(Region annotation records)

BEGIN

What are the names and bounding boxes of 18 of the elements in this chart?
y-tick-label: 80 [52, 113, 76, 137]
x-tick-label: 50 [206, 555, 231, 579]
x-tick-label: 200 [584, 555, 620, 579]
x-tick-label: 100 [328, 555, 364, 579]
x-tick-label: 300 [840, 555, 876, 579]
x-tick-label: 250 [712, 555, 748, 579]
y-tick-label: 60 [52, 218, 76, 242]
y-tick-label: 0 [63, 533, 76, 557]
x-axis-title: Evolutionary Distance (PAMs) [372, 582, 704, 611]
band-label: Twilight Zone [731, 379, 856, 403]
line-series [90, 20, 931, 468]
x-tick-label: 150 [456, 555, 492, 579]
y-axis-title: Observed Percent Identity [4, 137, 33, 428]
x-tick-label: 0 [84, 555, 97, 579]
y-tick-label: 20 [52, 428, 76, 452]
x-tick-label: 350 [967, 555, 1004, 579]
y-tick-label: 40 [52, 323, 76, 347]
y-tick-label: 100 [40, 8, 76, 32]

END

**Task objective**
Copy all of the material again, substituting "horizontal-tick-label" for each occurrence of "x-tick-label" and keeping everything else unchanged.

**In response**
What are the names and bounding boxes of 18 of the elements in this chart?
y-tick-label: 80 [52, 113, 76, 137]
horizontal-tick-label: 50 [206, 555, 231, 579]
horizontal-tick-label: 200 [584, 555, 620, 579]
horizontal-tick-label: 100 [328, 555, 364, 579]
horizontal-tick-label: 300 [840, 555, 876, 579]
horizontal-tick-label: 250 [712, 555, 748, 579]
y-tick-label: 60 [52, 218, 76, 242]
y-tick-label: 0 [63, 533, 76, 557]
x-axis-title: Evolutionary Distance (PAMs) [372, 582, 704, 611]
band-label: Twilight Zone [731, 379, 856, 403]
line-series [90, 20, 931, 468]
horizontal-tick-label: 150 [456, 555, 492, 579]
y-axis-title: Observed Percent Identity [4, 137, 33, 428]
horizontal-tick-label: 0 [84, 555, 97, 579]
y-tick-label: 20 [52, 428, 76, 452]
horizontal-tick-label: 350 [967, 555, 1004, 579]
y-tick-label: 40 [52, 323, 76, 347]
y-tick-label: 100 [40, 8, 76, 32]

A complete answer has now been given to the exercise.